> [Work to complete] Reproduce the listing verbatim.

─── Records provided ───

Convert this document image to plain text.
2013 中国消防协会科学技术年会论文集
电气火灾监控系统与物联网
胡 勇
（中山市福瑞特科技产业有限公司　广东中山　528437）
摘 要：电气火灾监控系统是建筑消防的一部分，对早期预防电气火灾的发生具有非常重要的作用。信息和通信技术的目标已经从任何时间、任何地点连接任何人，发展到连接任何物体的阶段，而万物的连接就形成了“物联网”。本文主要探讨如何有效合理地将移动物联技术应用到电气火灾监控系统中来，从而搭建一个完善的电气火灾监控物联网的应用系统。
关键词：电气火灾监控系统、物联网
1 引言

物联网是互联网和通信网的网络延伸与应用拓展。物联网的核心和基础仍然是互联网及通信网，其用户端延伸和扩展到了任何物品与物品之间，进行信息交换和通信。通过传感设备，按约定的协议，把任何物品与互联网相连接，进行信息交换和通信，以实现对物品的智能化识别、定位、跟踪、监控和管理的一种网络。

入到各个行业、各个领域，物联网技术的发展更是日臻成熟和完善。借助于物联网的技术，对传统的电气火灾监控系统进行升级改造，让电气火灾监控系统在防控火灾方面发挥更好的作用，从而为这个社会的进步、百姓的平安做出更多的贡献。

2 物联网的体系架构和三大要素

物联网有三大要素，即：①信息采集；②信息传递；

───

> [Reply to the exercise]
Convert this document image to plain text.
2013 中国消防协会科学技术年会论文集
电气火灾监控系统与物联网
胡 勇
（中山市福瑞特科技产业有限公司　广东中山　528437）
摘 要：电气火灾监控系统是建筑消防的一部分，对早期预防电气火灾的发生具有非常重要的作用。信息和通信技术的目标已经从任何时间、任何地点连接任何人，发展到连接任何物体的阶段，而万物的连接就形成了“物联网”。本文主要探讨如何有效合理地将移动物联技术应用到电气火灾监控系统中来，从而搭建一个完善的电气火灾监控物联网的应用系统。
关键词：电气火灾监控系统、物联网
1 引言

物联网是互联网和通信网的网络延伸与应用拓展。物联网的核心和基础仍然是互联网及通信网，其用户端延伸和扩展到了任何物品与物品之间，进行信息交换和通信。通过传感设备，按约定的协议，把任何物品与互联网相连接，进行信息交换和通信，以实现对物品的智能化识别、定位、跟踪、监控和管理的一种网络。

入到各个行业、各个领域，物联网技术的发展更是日臻成熟和完善。借助于物联网的技术，对传统的电气火灾监控系统进行升级改造，让电气火灾监控系统在防控火灾方面发挥更好的作用，从而为这个社会的进步、百姓的平安做出更多的贡献。

2 物联网的体系架构和三大要素

物联网有三大要素，即：①信息采集；②信息传递；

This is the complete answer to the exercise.